→ **EXTRACTED DATA**:
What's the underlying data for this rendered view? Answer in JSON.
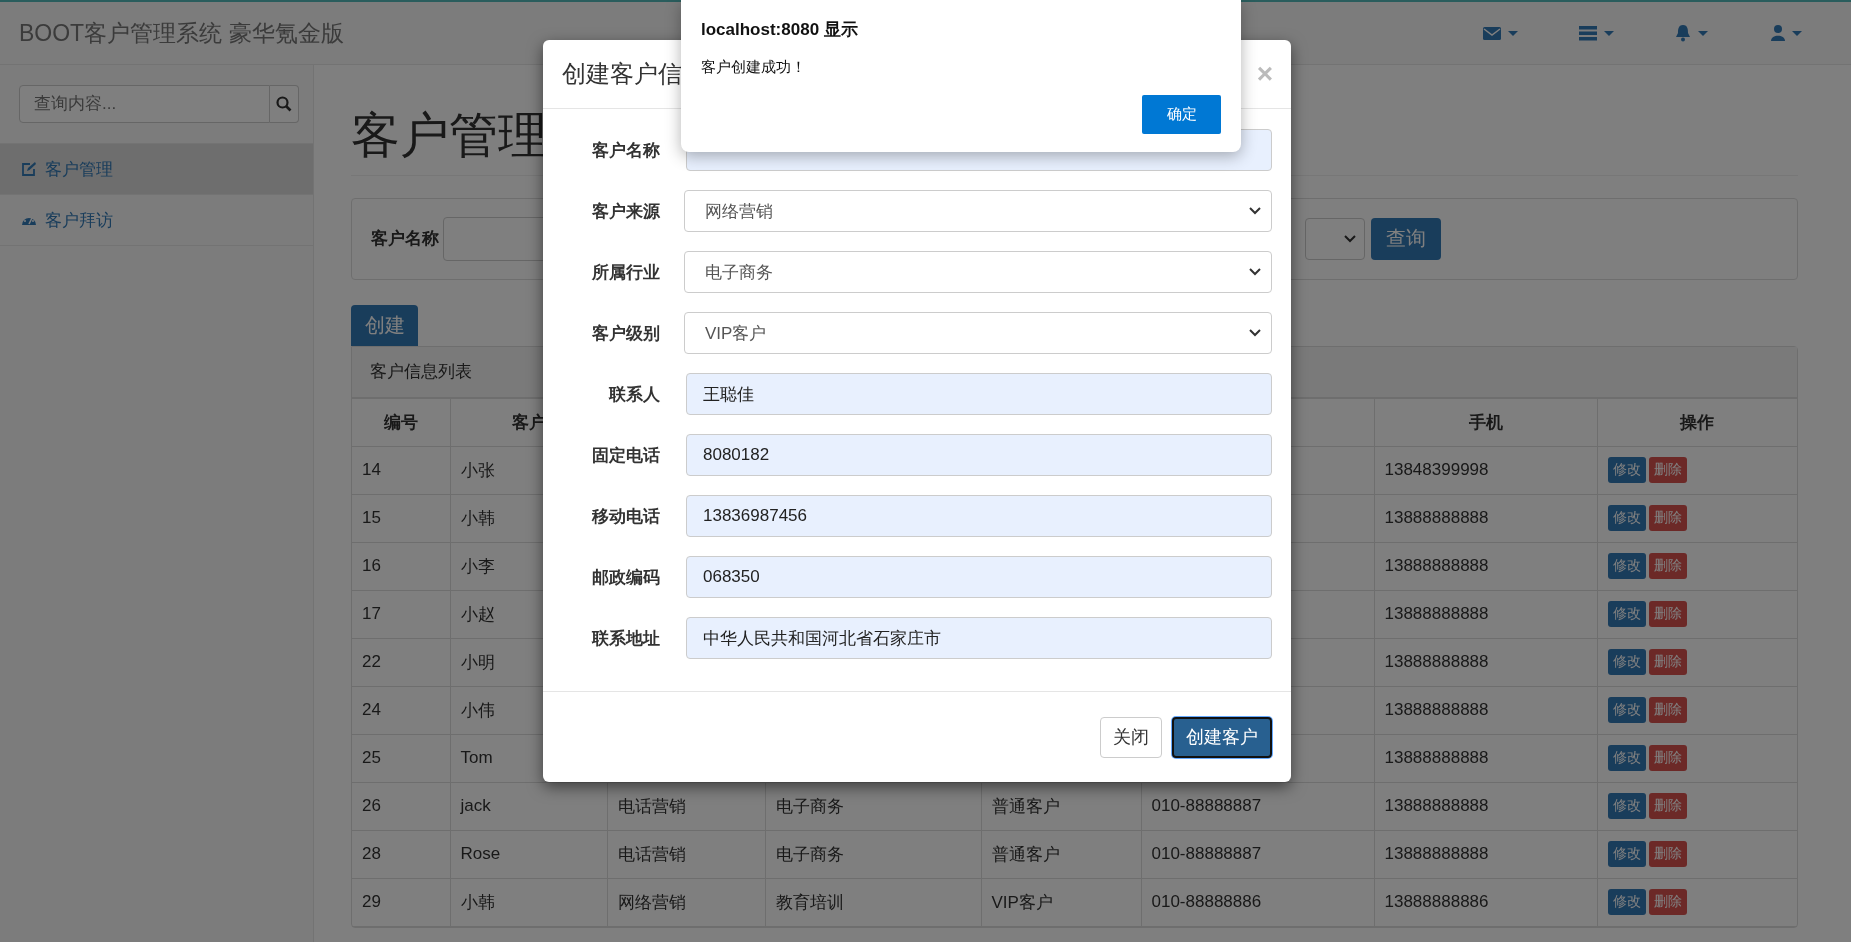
{
  "navbar": {
    "brand": "BOOT客户管理系统 豪华氪金版"
  },
  "sidebar": {
    "search": {
      "placeholder": "查询内容..."
    },
    "items": [
      {
        "label": "客户管理",
        "kind": "edit",
        "selected": true
      },
      {
        "label": "客户拜访",
        "kind": "dashboard",
        "selected": false
      }
    ]
  },
  "page": {
    "heading": "客户管理"
  },
  "filter": {
    "label": "客户名称",
    "button": "查询"
  },
  "create_button": "创建",
  "table": {
    "title": "客户信息列表",
    "columns": [
      "编号",
      "客户",
      null,
      null,
      null,
      null,
      "手机",
      "操作"
    ],
    "rows": [
      {
        "cells": [
          "14",
          "小张",
          null,
          null,
          null,
          null,
          "13848399998"
        ],
        "actions": [
          "修改",
          "删除"
        ]
      },
      {
        "cells": [
          "15",
          "小韩",
          null,
          null,
          null,
          null,
          "13888888888"
        ],
        "actions": [
          "修改",
          "删除"
        ]
      },
      {
        "cells": [
          "16",
          "小李",
          null,
          null,
          null,
          null,
          "13888888888"
        ],
        "actions": [
          "修改",
          "删除"
        ]
      },
      {
        "cells": [
          "17",
          "小赵",
          null,
          null,
          null,
          null,
          "13888888888"
        ],
        "actions": [
          "修改",
          "删除"
        ]
      },
      {
        "cells": [
          "22",
          "小明",
          null,
          null,
          null,
          null,
          "13888888888"
        ],
        "actions": [
          "修改",
          "删除"
        ]
      },
      {
        "cells": [
          "24",
          "小伟",
          null,
          null,
          null,
          null,
          "13888888888"
        ],
        "actions": [
          "修改",
          "删除"
        ]
      },
      {
        "cells": [
          "25",
          "Tom",
          null,
          null,
          null,
          null,
          "13888888888"
        ],
        "actions": [
          "修改",
          "删除"
        ]
      },
      {
        "cells": [
          "26",
          "jack",
          "电话营销",
          "电子商务",
          "普通客户",
          "010-88888887",
          "13888888888"
        ],
        "actions": [
          "修改",
          "删除"
        ]
      },
      {
        "cells": [
          "28",
          "Rose",
          "电话营销",
          "电子商务",
          "普通客户",
          "010-88888887",
          "13888888888"
        ],
        "actions": [
          "修改",
          "删除"
        ]
      },
      {
        "cells": [
          "29",
          "小韩",
          "网络营销",
          "教育培训",
          "VIP客户",
          "010-88888886",
          "13888888886"
        ],
        "actions": [
          "修改",
          "删除"
        ]
      }
    ]
  },
  "modal": {
    "title": "创建客户信",
    "close": "×",
    "fields": [
      {
        "label": "客户名称",
        "kind": "text"
      },
      {
        "label": "客户来源",
        "kind": "select",
        "value": "网络营销"
      },
      {
        "label": "所属行业",
        "kind": "select",
        "value": "电子商务"
      },
      {
        "label": "客户级别",
        "kind": "select",
        "value": "VIP客户"
      },
      {
        "label": "联系人",
        "kind": "text",
        "value": "王聪佳"
      },
      {
        "label": "固定电话",
        "kind": "text",
        "value": "8080182"
      },
      {
        "label": "移动电话",
        "kind": "text",
        "value": "13836987456"
      },
      {
        "label": "邮政编码",
        "kind": "text",
        "value": "068350"
      },
      {
        "label": "联系地址",
        "kind": "text",
        "value": "中华人民共和国河北省石家庄市"
      }
    ],
    "buttons": [
      {
        "label": "关闭",
        "kind": "default"
      },
      {
        "label": "创建客户",
        "kind": "primary"
      }
    ]
  },
  "alert": {
    "title": "localhost:8080 显示",
    "message": "客户创建成功！",
    "button": "确定"
  }
}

→ **INSTRUCTION**:
Make an exact copy of the listing above. Do not include the pictures.

→ **TASK OUTPUT**:
What's the underlying data for this rendered view? Answer in JSON.
{
  "navbar": {
    "brand": "BOOT客户管理系统 豪华氪金版"
  },
  "sidebar": {
    "search": {
      "placeholder": "查询内容..."
    },
    "items": [
      {
        "label": "客户管理",
        "kind": "edit",
        "selected": true
      },
      {
        "label": "客户拜访",
        "kind": "dashboard",
        "selected": false
      }
    ]
  },
  "page": {
    "heading": "客户管理"
  },
  "filter": {
    "label": "客户名称",
    "button": "查询"
  },
  "create_button": "创建",
  "table": {
    "title": "客户信息列表",
    "columns": [
      "编号",
      "客户",
      null,
      null,
      null,
      null,
      "手机",
      "操作"
    ],
    "rows": [
      {
        "cells": [
          "14",
          "小张",
          null,
          null,
          null,
          null,
          "13848399998"
        ],
        "actions": [
          "修改",
          "删除"
        ]
      },
      {
        "cells": [
          "15",
          "小韩",
          null,
          null,
          null,
          null,
          "13888888888"
        ],
        "actions": [
          "修改",
          "删除"
        ]
      },
      {
        "cells": [
          "16",
          "小李",
          null,
          null,
          null,
          null,
          "13888888888"
        ],
        "actions": [
          "修改",
          "删除"
        ]
      },
      {
        "cells": [
          "17",
          "小赵",
          null,
          null,
          null,
          null,
          "13888888888"
        ],
        "actions": [
          "修改",
          "删除"
        ]
      },
      {
        "cells": [
          "22",
          "小明",
          null,
          null,
          null,
          null,
          "13888888888"
        ],
        "actions": [
          "修改",
          "删除"
        ]
      },
      {
        "cells": [
          "24",
          "小伟",
          null,
          null,
          null,
          null,
          "13888888888"
        ],
        "actions": [
          "修改",
          "删除"
        ]
      },
      {
        "cells": [
          "25",
          "Tom",
          null,
          null,
          null,
          null,
          "13888888888"
        ],
        "actions": [
          "修改",
          "删除"
        ]
      },
      {
        "cells": [
          "26",
          "jack",
          "电话营销",
          "电子商务",
          "普通客户",
          "010-88888887",
          "13888888888"
        ],
        "actions": [
          "修改",
          "删除"
        ]
      },
      {
        "cells": [
          "28",
          "Rose",
          "电话营销",
          "电子商务",
          "普通客户",
          "010-88888887",
          "13888888888"
        ],
        "actions": [
          "修改",
          "删除"
        ]
      },
      {
        "cells": [
          "29",
          "小韩",
          "网络营销",
          "教育培训",
          "VIP客户",
          "010-88888886",
          "13888888886"
        ],
        "actions": [
          "修改",
          "删除"
        ]
      }
    ]
  },
  "modal": {
    "title": "创建客户信",
    "close": "×",
    "fields": [
      {
        "label": "客户名称",
        "kind": "text"
      },
      {
        "label": "客户来源",
        "kind": "select",
        "value": "网络营销"
      },
      {
        "label": "所属行业",
        "kind": "select",
        "value": "电子商务"
      },
      {
        "label": "客户级别",
        "kind": "select",
        "value": "VIP客户"
      },
      {
        "label": "联系人",
        "kind": "text",
        "value": "王聪佳"
      },
      {
        "label": "固定电话",
        "kind": "text",
        "value": "8080182"
      },
      {
        "label": "移动电话",
        "kind": "text",
        "value": "13836987456"
      },
      {
        "label": "邮政编码",
        "kind": "text",
        "value": "068350"
      },
      {
        "label": "联系地址",
        "kind": "text",
        "value": "中华人民共和国河北省石家庄市"
      }
    ],
    "buttons": [
      {
        "label": "关闭",
        "kind": "default"
      },
      {
        "label": "创建客户",
        "kind": "primary"
      }
    ]
  },
  "alert": {
    "title": "localhost:8080 显示",
    "message": "客户创建成功！",
    "button": "确定"
  }
}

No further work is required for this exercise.